▶ EXTRACTED RECORDS
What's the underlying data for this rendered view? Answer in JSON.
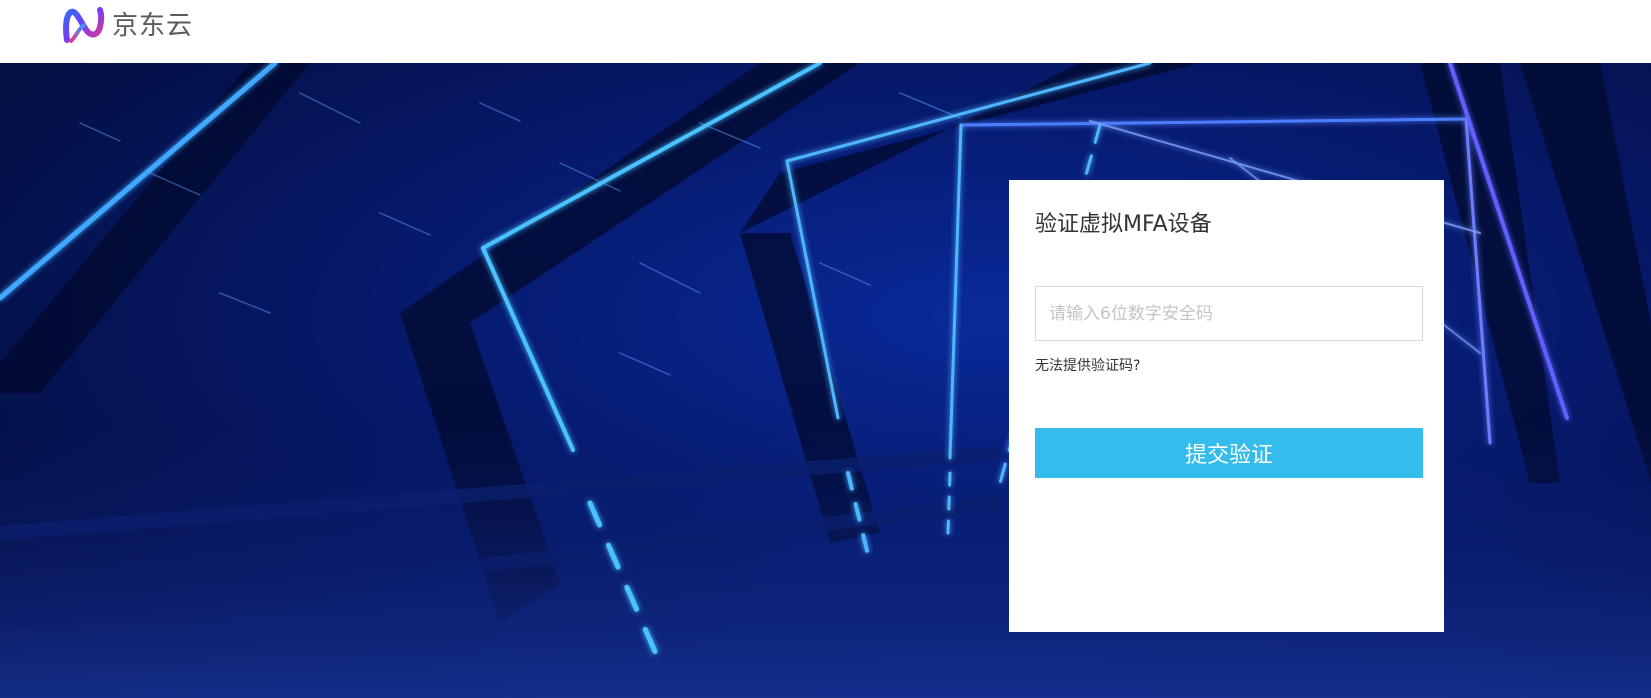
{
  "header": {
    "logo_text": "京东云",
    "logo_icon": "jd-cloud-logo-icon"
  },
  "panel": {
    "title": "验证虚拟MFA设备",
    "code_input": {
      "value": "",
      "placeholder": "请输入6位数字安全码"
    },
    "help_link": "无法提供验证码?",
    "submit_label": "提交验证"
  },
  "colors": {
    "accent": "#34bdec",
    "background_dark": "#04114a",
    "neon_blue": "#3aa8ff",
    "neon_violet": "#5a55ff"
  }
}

▶ TASK BRIEF
All the records above need to be given again word for word. Skip the pictures.

▶ TASK ANSWER
What's the underlying data for this rendered view? Answer in JSON.
{
  "header": {
    "logo_text": "京东云",
    "logo_icon": "jd-cloud-logo-icon"
  },
  "panel": {
    "title": "验证虚拟MFA设备",
    "code_input": {
      "value": "",
      "placeholder": "请输入6位数字安全码"
    },
    "help_link": "无法提供验证码?",
    "submit_label": "提交验证"
  },
  "colors": {
    "accent": "#34bdec",
    "background_dark": "#04114a",
    "neon_blue": "#3aa8ff",
    "neon_violet": "#5a55ff"
  }
}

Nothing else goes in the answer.